▸ WHAT THIS TASK INVOLVES: Convert each line of the records below into a Markdown table with the columns "No." and "Entry," numbering the rows in order and omitting blank lines. Leave the pictures out of the table.

▸ INPUT DATA:
════════════════════

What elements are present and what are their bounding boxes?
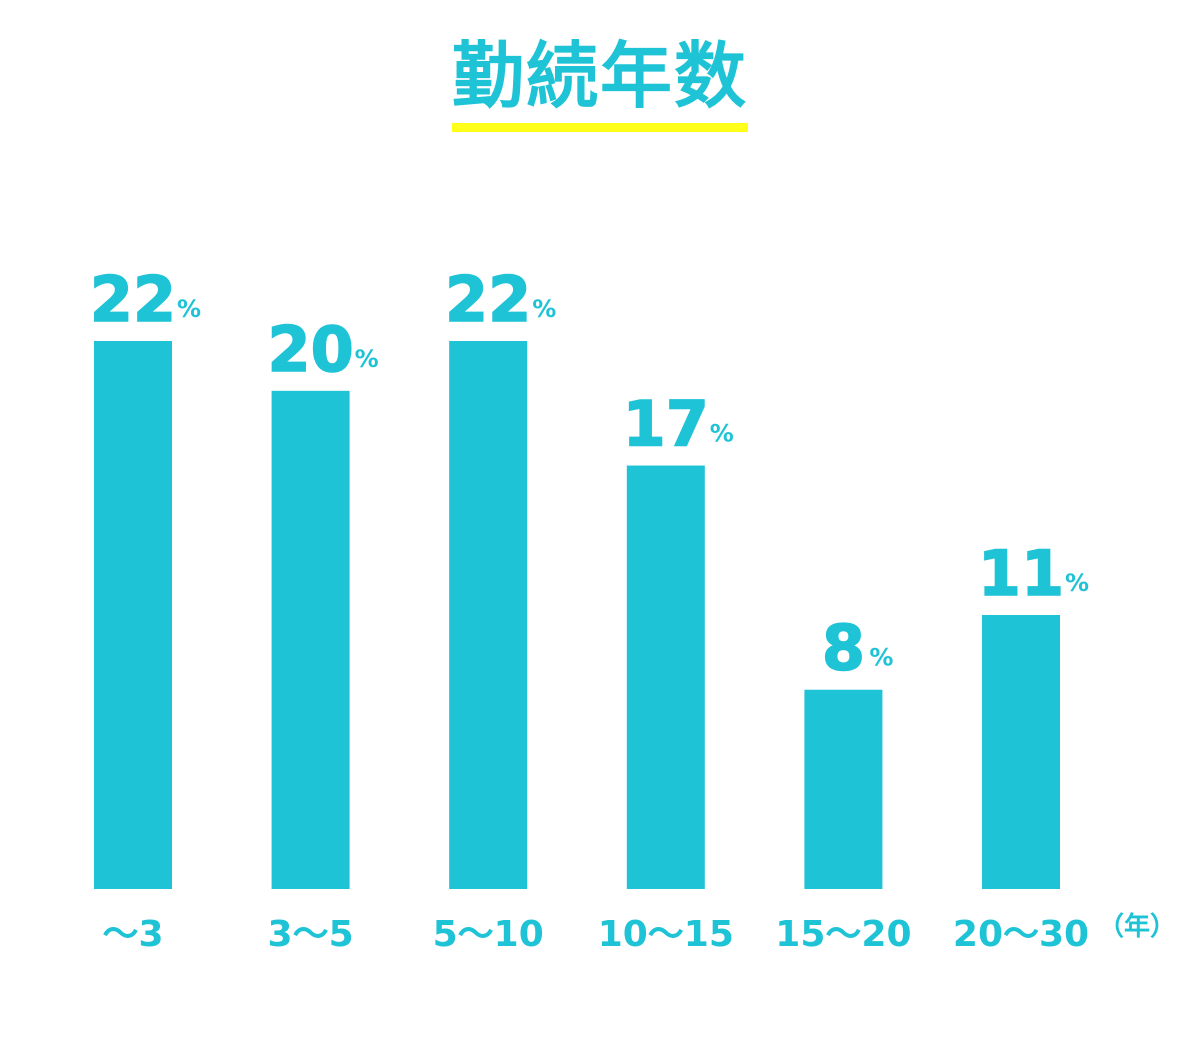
bar-value-label-4: 8	[822, 612, 865, 685]
x-tick-label-3: 10〜15	[598, 914, 734, 955]
x-tick-label-2: 5〜10	[433, 914, 544, 955]
bar-value-label-1: 20	[267, 313, 353, 386]
bar-value-label-3: 17	[623, 388, 709, 461]
title-underline	[451, 123, 748, 132]
chart-title: 勤続年数	[451, 40, 748, 132]
bar-0	[94, 341, 172, 889]
x-tick-label-5: 20〜30	[953, 914, 1089, 955]
bar-1	[271, 390, 350, 889]
title-container: 勤続年数	[0, 40, 1200, 132]
bar-value-suffix-1: %	[355, 345, 379, 373]
bar-value-suffix-0: %	[177, 295, 201, 323]
bar-value-label-5: 11	[978, 537, 1064, 610]
bar-value-label-0: 22	[90, 263, 176, 336]
x-tick-label-4: 15〜20	[775, 914, 911, 955]
bar-4	[804, 689, 883, 889]
bar-value-suffix-5: %	[1065, 569, 1089, 597]
x-tick-label-1: 3〜5	[268, 914, 354, 955]
bar-value-suffix-3: %	[710, 420, 734, 448]
bar-5	[982, 615, 1060, 889]
bar-value-suffix-2: %	[532, 295, 556, 323]
bar-value-label-2: 22	[445, 263, 531, 336]
bar-value-suffix-4: %	[869, 644, 893, 672]
x-tick-label-0: 〜3	[102, 914, 163, 955]
bar-2	[449, 341, 528, 889]
bar-3	[626, 465, 705, 889]
x-axis-unit: （年）	[1098, 912, 1177, 942]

════════════════════

▸ ANSWER:
| No. | Entry |
|---|---|
| 1 | What elements are present and what are their bounding boxes? |
| 2 | bar-value-label-4: 8	[822, 612, 865, 685] |
| 3 | x-tick-label-3: 10〜15	[598, 914, 734, 955] |
| 4 | x-tick-label-2: 5〜10	[433, 914, 544, 955] |
| 5 | bar-value-label-1: 20	[267, 313, 353, 386] |
| 6 | bar-value-label-3: 17	[623, 388, 709, 461] |
| 7 | title-underline	[451, 123, 748, 132] |
| 8 | chart-title: 勤続年数	[451, 40, 748, 132] |
| 9 | bar-0	[94, 341, 172, 889] |
| 10 | x-tick-label-5: 20〜30	[953, 914, 1089, 955] |
| 11 | bar-1	[271, 390, 350, 889] |
| 12 | title-container: 勤続年数	[0, 40, 1200, 132] |
| 13 | bar-value-suffix-1: %	[355, 345, 379, 373] |
| 14 | bar-value-suffix-0: %	[177, 295, 201, 323] |
| 15 | bar-value-label-5: 11	[978, 537, 1064, 610] |
| 16 | bar-value-label-0: 22	[90, 263, 176, 336] |
| 17 | x-tick-label-4: 15〜20	[775, 914, 911, 955] |
| 18 | bar-4	[804, 689, 883, 889] |
| 19 | bar-value-suffix-5: %	[1065, 569, 1089, 597] |
| 20 | x-tick-label-1: 3〜5	[268, 914, 354, 955] |
| 21 | bar-value-suffix-3: %	[710, 420, 734, 448] |
| 22 | bar-5	[982, 615, 1060, 889] |
| 23 | bar-value-suffix-2: %	[532, 295, 556, 323] |
| 24 | bar-value-label-2: 22	[445, 263, 531, 336] |
| 25 | bar-value-suffix-4: %	[869, 644, 893, 672] |
| 26 | x-tick-label-0: 〜3	[102, 914, 163, 955] |
| 27 | bar-2	[449, 341, 528, 889] |
| 28 | bar-3	[626, 465, 705, 889] |
| 29 | x-axis-unit: （年）	[1098, 912, 1177, 942] |